(Listings of box coordinates)

======

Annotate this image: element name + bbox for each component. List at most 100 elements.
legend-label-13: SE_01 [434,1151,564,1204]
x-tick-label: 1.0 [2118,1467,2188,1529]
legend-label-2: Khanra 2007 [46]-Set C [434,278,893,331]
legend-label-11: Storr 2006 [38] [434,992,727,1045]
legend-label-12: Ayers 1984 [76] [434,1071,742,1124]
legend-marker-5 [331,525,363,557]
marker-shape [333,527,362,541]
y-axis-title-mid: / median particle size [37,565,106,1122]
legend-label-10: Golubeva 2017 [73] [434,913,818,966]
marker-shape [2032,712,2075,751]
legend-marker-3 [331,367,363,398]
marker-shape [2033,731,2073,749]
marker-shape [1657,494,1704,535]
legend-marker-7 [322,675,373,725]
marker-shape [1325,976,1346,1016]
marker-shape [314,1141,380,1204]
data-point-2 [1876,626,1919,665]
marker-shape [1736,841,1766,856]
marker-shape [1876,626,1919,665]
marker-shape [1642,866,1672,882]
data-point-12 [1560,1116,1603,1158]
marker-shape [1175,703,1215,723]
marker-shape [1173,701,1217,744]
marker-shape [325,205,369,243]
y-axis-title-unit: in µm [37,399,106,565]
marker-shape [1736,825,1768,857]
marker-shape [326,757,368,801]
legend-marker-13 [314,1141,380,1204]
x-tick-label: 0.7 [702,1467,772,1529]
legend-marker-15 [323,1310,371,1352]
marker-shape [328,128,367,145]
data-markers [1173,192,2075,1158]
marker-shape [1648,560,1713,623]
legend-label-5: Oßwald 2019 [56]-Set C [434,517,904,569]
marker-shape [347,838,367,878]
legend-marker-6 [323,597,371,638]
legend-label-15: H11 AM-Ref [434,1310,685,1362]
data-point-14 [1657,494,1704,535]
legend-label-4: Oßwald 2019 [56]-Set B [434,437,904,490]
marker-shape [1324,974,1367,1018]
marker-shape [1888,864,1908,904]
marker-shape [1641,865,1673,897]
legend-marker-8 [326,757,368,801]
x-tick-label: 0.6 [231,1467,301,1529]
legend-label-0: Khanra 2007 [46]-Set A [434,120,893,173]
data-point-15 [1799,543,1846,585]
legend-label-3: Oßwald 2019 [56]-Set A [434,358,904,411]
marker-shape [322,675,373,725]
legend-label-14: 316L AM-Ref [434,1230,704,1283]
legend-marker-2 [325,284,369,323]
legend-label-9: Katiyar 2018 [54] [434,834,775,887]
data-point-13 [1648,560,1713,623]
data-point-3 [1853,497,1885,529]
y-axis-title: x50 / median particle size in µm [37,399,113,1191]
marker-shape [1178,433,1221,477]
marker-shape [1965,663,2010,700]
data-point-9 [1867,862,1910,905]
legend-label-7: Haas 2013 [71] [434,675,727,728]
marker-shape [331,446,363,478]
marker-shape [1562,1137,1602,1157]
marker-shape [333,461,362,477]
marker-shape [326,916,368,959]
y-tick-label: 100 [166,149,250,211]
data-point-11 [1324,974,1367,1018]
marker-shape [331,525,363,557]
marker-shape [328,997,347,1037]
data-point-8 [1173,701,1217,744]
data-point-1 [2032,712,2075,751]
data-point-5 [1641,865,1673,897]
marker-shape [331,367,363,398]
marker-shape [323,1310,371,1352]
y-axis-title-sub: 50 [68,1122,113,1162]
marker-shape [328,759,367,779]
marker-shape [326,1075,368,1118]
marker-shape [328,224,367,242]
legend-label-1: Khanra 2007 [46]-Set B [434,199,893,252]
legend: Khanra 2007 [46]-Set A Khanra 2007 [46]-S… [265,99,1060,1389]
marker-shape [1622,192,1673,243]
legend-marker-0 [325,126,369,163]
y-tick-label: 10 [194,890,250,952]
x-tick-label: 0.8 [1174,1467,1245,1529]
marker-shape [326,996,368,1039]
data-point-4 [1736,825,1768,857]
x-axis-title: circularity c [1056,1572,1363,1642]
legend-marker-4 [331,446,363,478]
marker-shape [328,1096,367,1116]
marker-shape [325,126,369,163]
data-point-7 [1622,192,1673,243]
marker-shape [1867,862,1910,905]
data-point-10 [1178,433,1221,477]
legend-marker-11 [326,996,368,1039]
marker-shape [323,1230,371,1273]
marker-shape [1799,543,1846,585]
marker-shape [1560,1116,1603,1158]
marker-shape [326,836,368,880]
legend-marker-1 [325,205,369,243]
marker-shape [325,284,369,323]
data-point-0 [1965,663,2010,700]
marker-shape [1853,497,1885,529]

======

WHAT YOU WILL DO: Reproduce every record above line for line, without changing a single character.

ANSWER BELOW:
Annotate this image: element name + bbox for each component. List at most 100 elements.
legend-label-13: SE_01 [434,1151,564,1204]
x-tick-label: 1.0 [2118,1467,2188,1529]
legend-label-2: Khanra 2007 [46]-Set C [434,278,893,331]
legend-label-11: Storr 2006 [38] [434,992,727,1045]
legend-label-12: Ayers 1984 [76] [434,1071,742,1124]
legend-marker-5 [331,525,363,557]
marker-shape [333,527,362,541]
y-axis-title-mid: / median particle size [37,565,106,1122]
legend-label-10: Golubeva 2017 [73] [434,913,818,966]
marker-shape [2032,712,2075,751]
legend-marker-3 [331,367,363,398]
marker-shape [2033,731,2073,749]
marker-shape [1657,494,1704,535]
legend-marker-7 [322,675,373,725]
marker-shape [1325,976,1346,1016]
marker-shape [314,1141,380,1204]
data-point-2 [1876,626,1919,665]
marker-shape [1736,841,1766,856]
marker-shape [1876,626,1919,665]
marker-shape [1642,866,1672,882]
data-point-12 [1560,1116,1603,1158]
marker-shape [1175,703,1215,723]
marker-shape [1173,701,1217,744]
marker-shape [325,205,369,243]
y-axis-title-unit: in µm [37,399,106,565]
marker-shape [1736,825,1768,857]
marker-shape [326,757,368,801]
legend-marker-13 [314,1141,380,1204]
x-tick-label: 0.7 [702,1467,772,1529]
legend-marker-15 [323,1310,371,1352]
marker-shape [328,128,367,145]
data-markers [1173,192,2075,1158]
marker-shape [1648,560,1713,623]
legend-label-5: Oßwald 2019 [56]-Set C [434,517,904,569]
marker-shape [347,838,367,878]
legend-marker-6 [323,597,371,638]
legend-label-15: H11 AM-Ref [434,1310,685,1362]
data-point-14 [1657,494,1704,535]
legend-label-4: Oßwald 2019 [56]-Set B [434,437,904,490]
marker-shape [1324,974,1367,1018]
marker-shape [1888,864,1908,904]
marker-shape [1641,865,1673,897]
legend-marker-8 [326,757,368,801]
x-tick-label: 0.6 [231,1467,301,1529]
legend-label-0: Khanra 2007 [46]-Set A [434,120,893,173]
data-point-15 [1799,543,1846,585]
legend-label-3: Oßwald 2019 [56]-Set A [434,358,904,411]
marker-shape [322,675,373,725]
legend-label-14: 316L AM-Ref [434,1230,704,1283]
legend-marker-2 [325,284,369,323]
legend-label-9: Katiyar 2018 [54] [434,834,775,887]
data-point-13 [1648,560,1713,623]
data-point-3 [1853,497,1885,529]
y-axis-title: x50 / median particle size in µm [37,399,113,1191]
marker-shape [1178,433,1221,477]
marker-shape [1965,663,2010,700]
data-point-9 [1867,862,1910,905]
legend-label-7: Haas 2013 [71] [434,675,727,728]
marker-shape [331,446,363,478]
marker-shape [1562,1137,1602,1157]
marker-shape [333,461,362,477]
marker-shape [326,916,368,959]
y-tick-label: 100 [166,149,250,211]
data-point-11 [1324,974,1367,1018]
marker-shape [331,525,363,557]
marker-shape [328,997,347,1037]
data-point-8 [1173,701,1217,744]
data-point-1 [2032,712,2075,751]
data-point-5 [1641,865,1673,897]
marker-shape [331,367,363,398]
marker-shape [323,1310,371,1352]
y-axis-title-sub: 50 [68,1122,113,1162]
marker-shape [328,759,367,779]
marker-shape [326,1075,368,1118]
marker-shape [328,224,367,242]
legend-label-1: Khanra 2007 [46]-Set B [434,199,893,252]
legend: Khanra 2007 [46]-Set A Khanra 2007 [46]-S… [265,99,1060,1389]
marker-shape [1622,192,1673,243]
legend-marker-0 [325,126,369,163]
y-tick-label: 10 [194,890,250,952]
x-tick-label: 0.8 [1174,1467,1245,1529]
marker-shape [326,996,368,1039]
data-point-4 [1736,825,1768,857]
x-axis-title: circularity c [1056,1572,1363,1642]
legend-marker-4 [331,446,363,478]
marker-shape [328,1096,367,1116]
marker-shape [325,126,369,163]
data-point-7 [1622,192,1673,243]
marker-shape [1867,862,1910,905]
data-point-10 [1178,433,1221,477]
legend-marker-11 [326,996,368,1039]
marker-shape [323,1230,371,1273]
marker-shape [1799,543,1846,585]
marker-shape [1560,1116,1603,1158]
marker-shape [326,836,368,880]
legend-marker-1 [325,205,369,243]
marker-shape [325,284,369,323]
data-point-0 [1965,663,2010,700]
marker-shape [1853,497,1885,529]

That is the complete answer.